%%
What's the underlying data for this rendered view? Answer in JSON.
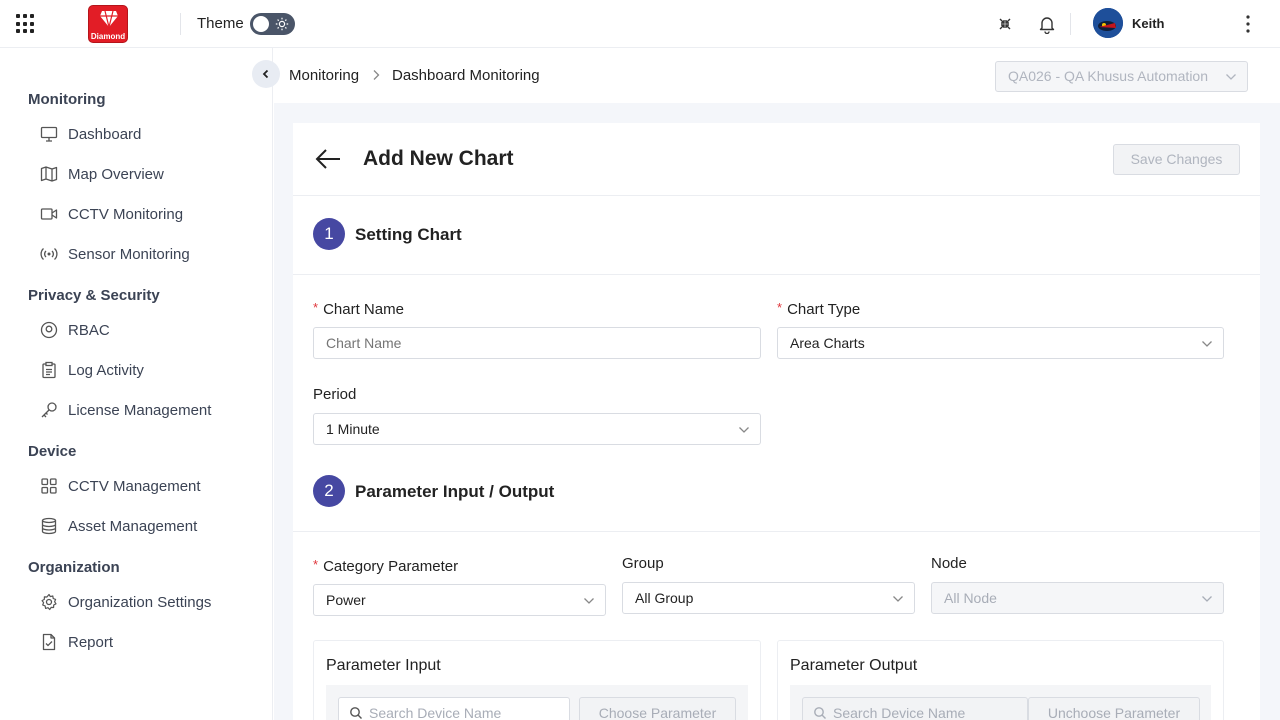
{
  "topbar": {
    "logo_text": "Diamond",
    "theme_label": "Theme",
    "user_name": "Keith"
  },
  "sidebar": {
    "sections": [
      {
        "title": "Monitoring",
        "items": [
          {
            "label": "Dashboard",
            "icon": "monitor-icon"
          },
          {
            "label": "Map Overview",
            "icon": "map-icon"
          },
          {
            "label": "CCTV Monitoring",
            "icon": "video-icon"
          },
          {
            "label": "Sensor Monitoring",
            "icon": "broadcast-icon"
          }
        ]
      },
      {
        "title": "Privacy & Security",
        "items": [
          {
            "label": "RBAC",
            "icon": "user-circle-icon"
          },
          {
            "label": "Log Activity",
            "icon": "clipboard-icon"
          },
          {
            "label": "License Management",
            "icon": "key-icon"
          }
        ]
      },
      {
        "title": "Device",
        "items": [
          {
            "label": "CCTV Management",
            "icon": "grid-icon"
          },
          {
            "label": "Asset Management",
            "icon": "database-icon"
          }
        ]
      },
      {
        "title": "Organization",
        "items": [
          {
            "label": "Organization Settings",
            "icon": "gear-icon"
          },
          {
            "label": "Report",
            "icon": "file-check-icon"
          }
        ]
      }
    ]
  },
  "breadcrumb": {
    "items": [
      "Monitoring",
      "Dashboard Monitoring"
    ]
  },
  "org_select": {
    "value": "QA026 - QA Khusus Automation"
  },
  "page": {
    "title": "Add New Chart",
    "save_label": "Save Changes"
  },
  "step1": {
    "number": "1",
    "title": "Setting Chart",
    "chart_name": {
      "label": "Chart Name",
      "placeholder": "Chart Name",
      "value": ""
    },
    "chart_type": {
      "label": "Chart Type",
      "value": "Area Charts"
    },
    "period": {
      "label": "Period",
      "value": "1 Minute"
    }
  },
  "step2": {
    "number": "2",
    "title": "Parameter Input / Output",
    "category": {
      "label": "Category Parameter",
      "value": "Power"
    },
    "group": {
      "label": "Group",
      "value": "All Group"
    },
    "node": {
      "label": "Node",
      "value": "All Node"
    },
    "input_panel": {
      "title": "Parameter Input",
      "search_placeholder": "Search Device Name",
      "button_label": "Choose Parameter"
    },
    "output_panel": {
      "title": "Parameter Output",
      "search_placeholder": "Search Device Name",
      "button_label": "Unchoose Parameter"
    }
  },
  "colors": {
    "accent": "#4648a2",
    "required": "#e0353b",
    "brand": "#e21d26"
  }
}
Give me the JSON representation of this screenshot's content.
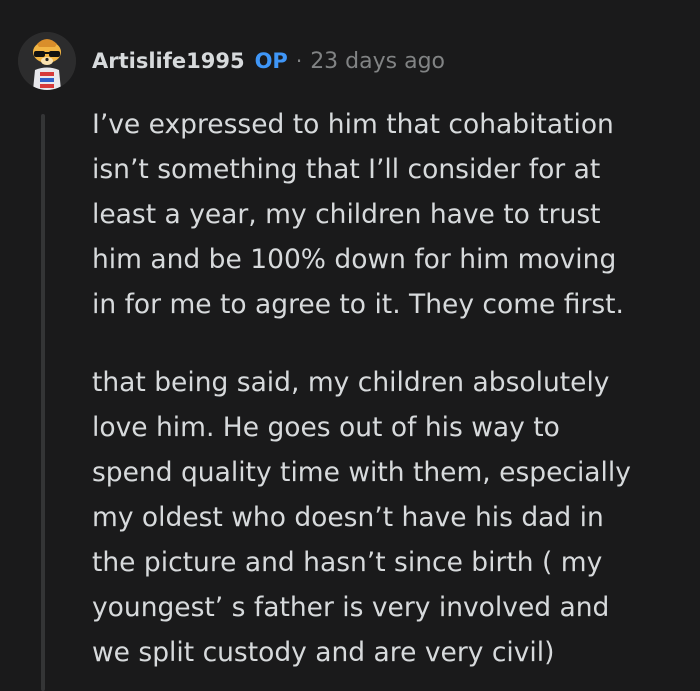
{
  "comment": {
    "author": "Artislife1995",
    "op_badge": "OP",
    "separator": "·",
    "timestamp": "23 days ago",
    "avatar_icon": "snoo-avatar-dog-sunglasses-icon",
    "paragraphs": [
      "I’ve expressed to him that cohabitation\nisn’t something that I’ll consider for at\nleast a year, my children have to trust\nhim and be 100% down for him moving\nin for me to agree to it. They come first.",
      "that being said, my children absolutely\nlove him. He goes out of his way to\nspend quality time with them, especially\nmy oldest who doesn’t have his dad in\nthe picture and hasn’t since birth ( my\nyoungest’ s father is very involved and\nwe split custody and are very civil)"
    ]
  },
  "colors": {
    "background": "#1a1a1b",
    "text": "#d7dadc",
    "meta": "#818384",
    "op": "#3f96f7",
    "thread_line": "#343536"
  }
}
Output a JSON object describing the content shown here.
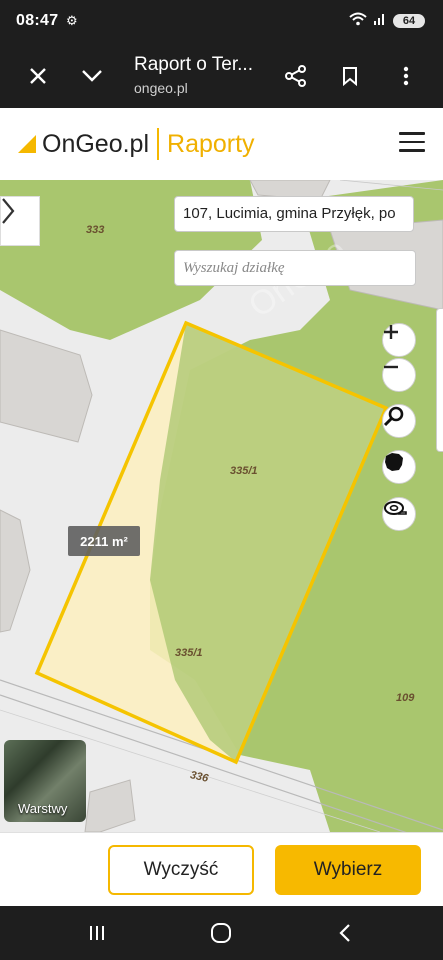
%%
**Brief**
Reproduce the entries above without change, omitting all pictures.

**Response**
What's the underlying data for this rendered view? Answer in JSON.
{
  "topbar": {
    "logo_text": "Diamond",
    "theme_label": "Theme",
    "user_name": "Keith"
  },
  "sidebar": {
    "sections": [
      {
        "title": "Monitoring",
        "items": [
          {
            "label": "Dashboard",
            "icon": "monitor-icon"
          },
          {
            "label": "Map Overview",
            "icon": "map-icon"
          },
          {
            "label": "CCTV Monitoring",
            "icon": "video-icon"
          },
          {
            "label": "Sensor Monitoring",
            "icon": "broadcast-icon"
          }
        ]
      },
      {
        "title": "Privacy & Security",
        "items": [
          {
            "label": "RBAC",
            "icon": "user-circle-icon"
          },
          {
            "label": "Log Activity",
            "icon": "clipboard-icon"
          },
          {
            "label": "License Management",
            "icon": "key-icon"
          }
        ]
      },
      {
        "title": "Device",
        "items": [
          {
            "label": "CCTV Management",
            "icon": "grid-icon"
          },
          {
            "label": "Asset Management",
            "icon": "database-icon"
          }
        ]
      },
      {
        "title": "Organization",
        "items": [
          {
            "label": "Organization Settings",
            "icon": "gear-icon"
          },
          {
            "label": "Report",
            "icon": "file-check-icon"
          }
        ]
      }
    ]
  },
  "breadcrumb": {
    "items": [
      "Monitoring",
      "Dashboard Monitoring"
    ]
  },
  "org_select": {
    "value": "QA026 - QA Khusus Automation"
  },
  "page": {
    "title": "Add New Chart",
    "save_label": "Save Changes"
  },
  "step1": {
    "number": "1",
    "title": "Setting Chart",
    "chart_name": {
      "label": "Chart Name",
      "placeholder": "Chart Name",
      "value": ""
    },
    "chart_type": {
      "label": "Chart Type",
      "value": "Area Charts"
    },
    "period": {
      "label": "Period",
      "value": "1 Minute"
    }
  },
  "step2": {
    "number": "2",
    "title": "Parameter Input / Output",
    "category": {
      "label": "Category Parameter",
      "value": "Power"
    },
    "group": {
      "label": "Group",
      "value": "All Group"
    },
    "node": {
      "label": "Node",
      "value": "All Node"
    },
    "input_panel": {
      "title": "Parameter Input",
      "search_placeholder": "Search Device Name",
      "button_label": "Choose Parameter"
    },
    "output_panel": {
      "title": "Parameter Output",
      "search_placeholder": "Search Device Name",
      "button_label": "Unchoose Parameter"
    }
  },
  "colors": {
    "accent": "#4648a2",
    "required": "#e0353b",
    "brand": "#e21d26"
  }
}
Give me the JSON representation of this screenshot's content.
{
  "comment": {
    "author": "Artislife1995",
    "op_badge": "OP",
    "separator": "·",
    "timestamp": "23 days ago",
    "avatar_icon": "snoo-avatar-dog-sunglasses-icon",
    "paragraphs": [
      "I’ve expressed to him that cohabitation\nisn’t something that I’ll consider for at\nleast a year, my children have to trust\nhim and be 100% down for him moving\nin for me to agree to it. They come first.",
      "that being said, my children absolutely\nlove him. He goes out of his way to\nspend quality time with them, especially\nmy oldest who doesn’t have his dad in\nthe picture and hasn’t since birth ( my\nyoungest’ s father is very involved and\nwe split custody and are very civil)"
    ]
  },
  "colors": {
    "background": "#1a1a1b",
    "text": "#d7dadc",
    "meta": "#818384",
    "op": "#3f96f7",
    "thread_line": "#343536"
  }
}
Output a JSON object describing the content shown here.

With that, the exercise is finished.